Short problem
Can you transcribe every record below exactly as it appears?

[Extracted data entries]
>> start
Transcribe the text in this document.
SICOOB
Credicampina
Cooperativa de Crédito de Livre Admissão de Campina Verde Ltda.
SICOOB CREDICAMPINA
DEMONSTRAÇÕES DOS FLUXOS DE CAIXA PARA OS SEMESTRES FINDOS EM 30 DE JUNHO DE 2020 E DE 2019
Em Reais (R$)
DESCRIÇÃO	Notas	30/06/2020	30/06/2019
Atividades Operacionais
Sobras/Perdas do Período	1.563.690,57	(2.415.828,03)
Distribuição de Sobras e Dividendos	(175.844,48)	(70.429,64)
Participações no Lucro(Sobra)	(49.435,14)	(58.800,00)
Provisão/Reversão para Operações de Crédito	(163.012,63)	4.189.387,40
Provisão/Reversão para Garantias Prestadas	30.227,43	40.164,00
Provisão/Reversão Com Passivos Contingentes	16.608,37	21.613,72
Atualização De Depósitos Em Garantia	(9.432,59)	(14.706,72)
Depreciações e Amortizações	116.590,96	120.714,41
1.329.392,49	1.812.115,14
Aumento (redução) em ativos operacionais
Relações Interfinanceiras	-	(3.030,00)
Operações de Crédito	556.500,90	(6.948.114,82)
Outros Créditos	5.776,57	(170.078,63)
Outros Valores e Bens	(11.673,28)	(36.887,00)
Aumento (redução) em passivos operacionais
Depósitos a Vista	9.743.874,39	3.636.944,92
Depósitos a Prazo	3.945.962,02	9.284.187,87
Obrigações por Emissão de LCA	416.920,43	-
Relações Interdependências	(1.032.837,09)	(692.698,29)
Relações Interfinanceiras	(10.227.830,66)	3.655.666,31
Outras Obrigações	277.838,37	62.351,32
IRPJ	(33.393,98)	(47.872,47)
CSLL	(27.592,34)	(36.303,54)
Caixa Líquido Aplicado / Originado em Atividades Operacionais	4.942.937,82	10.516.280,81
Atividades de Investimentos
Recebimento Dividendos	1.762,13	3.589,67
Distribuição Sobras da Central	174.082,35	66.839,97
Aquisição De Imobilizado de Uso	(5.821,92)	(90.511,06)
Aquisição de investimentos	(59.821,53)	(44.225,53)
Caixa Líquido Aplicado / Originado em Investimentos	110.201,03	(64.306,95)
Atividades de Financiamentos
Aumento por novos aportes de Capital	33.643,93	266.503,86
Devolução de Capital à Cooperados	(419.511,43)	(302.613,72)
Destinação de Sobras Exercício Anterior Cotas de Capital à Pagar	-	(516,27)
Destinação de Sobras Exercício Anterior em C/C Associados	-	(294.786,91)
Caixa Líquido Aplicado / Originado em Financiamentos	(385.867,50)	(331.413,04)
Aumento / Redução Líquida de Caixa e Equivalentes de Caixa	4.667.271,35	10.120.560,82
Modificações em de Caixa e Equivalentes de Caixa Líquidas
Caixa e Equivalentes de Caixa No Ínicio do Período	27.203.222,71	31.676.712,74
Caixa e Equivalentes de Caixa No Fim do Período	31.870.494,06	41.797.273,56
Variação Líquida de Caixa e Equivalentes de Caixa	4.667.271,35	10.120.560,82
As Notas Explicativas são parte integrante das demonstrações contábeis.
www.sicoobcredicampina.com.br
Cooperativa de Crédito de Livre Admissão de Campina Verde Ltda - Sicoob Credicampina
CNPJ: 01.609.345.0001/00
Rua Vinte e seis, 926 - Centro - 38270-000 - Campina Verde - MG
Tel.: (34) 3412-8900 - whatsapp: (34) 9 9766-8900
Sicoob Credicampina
>> end
Expected output
Transcribe the text in this document.
SICOOB
Credicampina
Cooperativa de Crédito de Livre Admissão de Campina Verde Ltda.
SICOOB CREDICAMPINA
DEMONSTRAÇÕES DOS FLUXOS DE CAIXA PARA OS SEMESTRES FINDOS EM 30 DE JUNHO DE 2020 E DE 2019
Em Reais (R$)
DESCRIÇÃO	Notas	30/06/2020	30/06/2019
Atividades Operacionais
Sobras/Perdas do Período	1.563.690,57	(2.415.828,03)
Distribuição de Sobras e Dividendos	(175.844,48)	(70.429,64)
Participações no Lucro(Sobra)	(49.435,14)	(58.800,00)
Provisão/Reversão para Operações de Crédito	(163.012,63)	4.189.387,40
Provisão/Reversão para Garantias Prestadas	30.227,43	40.164,00
Provisão/Reversão Com Passivos Contingentes	16.608,37	21.613,72
Atualização De Depósitos Em Garantia	(9.432,59)	(14.706,72)
Depreciações e Amortizações	116.590,96	120.714,41
1.329.392,49	1.812.115,14
Aumento (redução) em ativos operacionais
Relações Interfinanceiras	-	(3.030,00)
Operações de Crédito	556.500,90	(6.948.114,82)
Outros Créditos	5.776,57	(170.078,63)
Outros Valores e Bens	(11.673,28)	(36.887,00)
Aumento (redução) em passivos operacionais
Depósitos a Vista	9.743.874,39	3.636.944,92
Depósitos a Prazo	3.945.962,02	9.284.187,87
Obrigações por Emissão de LCA	416.920,43	-
Relações Interdependências	(1.032.837,09)	(692.698,29)
Relações Interfinanceiras	(10.227.830,66)	3.655.666,31
Outras Obrigações	277.838,37	62.351,32
IRPJ	(33.393,98)	(47.872,47)
CSLL	(27.592,34)	(36.303,54)
Caixa Líquido Aplicado / Originado em Atividades Operacionais	4.942.937,82	10.516.280,81
Atividades de Investimentos
Recebimento Dividendos	1.762,13	3.589,67
Distribuição Sobras da Central	174.082,35	66.839,97
Aquisição De Imobilizado de Uso	(5.821,92)	(90.511,06)
Aquisição de investimentos	(59.821,53)	(44.225,53)
Caixa Líquido Aplicado / Originado em Investimentos	110.201,03	(64.306,95)
Atividades de Financiamentos
Aumento por novos aportes de Capital	33.643,93	266.503,86
Devolução de Capital à Cooperados	(419.511,43)	(302.613,72)
Destinação de Sobras Exercício Anterior Cotas de Capital à Pagar	-	(516,27)
Destinação de Sobras Exercício Anterior em C/C Associados	-	(294.786,91)
Caixa Líquido Aplicado / Originado em Financiamentos	(385.867,50)	(331.413,04)
Aumento / Redução Líquida de Caixa e Equivalentes de Caixa	4.667.271,35	10.120.560,82
Modificações em de Caixa e Equivalentes de Caixa Líquidas
Caixa e Equivalentes de Caixa No Ínicio do Período	27.203.222,71	31.676.712,74
Caixa e Equivalentes de Caixa No Fim do Período	31.870.494,06	41.797.273,56
Variação Líquida de Caixa e Equivalentes de Caixa	4.667.271,35	10.120.560,82
As Notas Explicativas são parte integrante das demonstrações contábeis.
www.sicoobcredicampina.com.br
Cooperativa de Crédito de Livre Admissão de Campina Verde Ltda - Sicoob Credicampina
CNPJ: 01.609.345.0001/00
Rua Vinte e seis, 926 - Centro - 38270-000 - Campina Verde - MG
Tel.: (34) 3412-8900 - whatsapp: (34) 9 9766-8900
Sicoob Credicampina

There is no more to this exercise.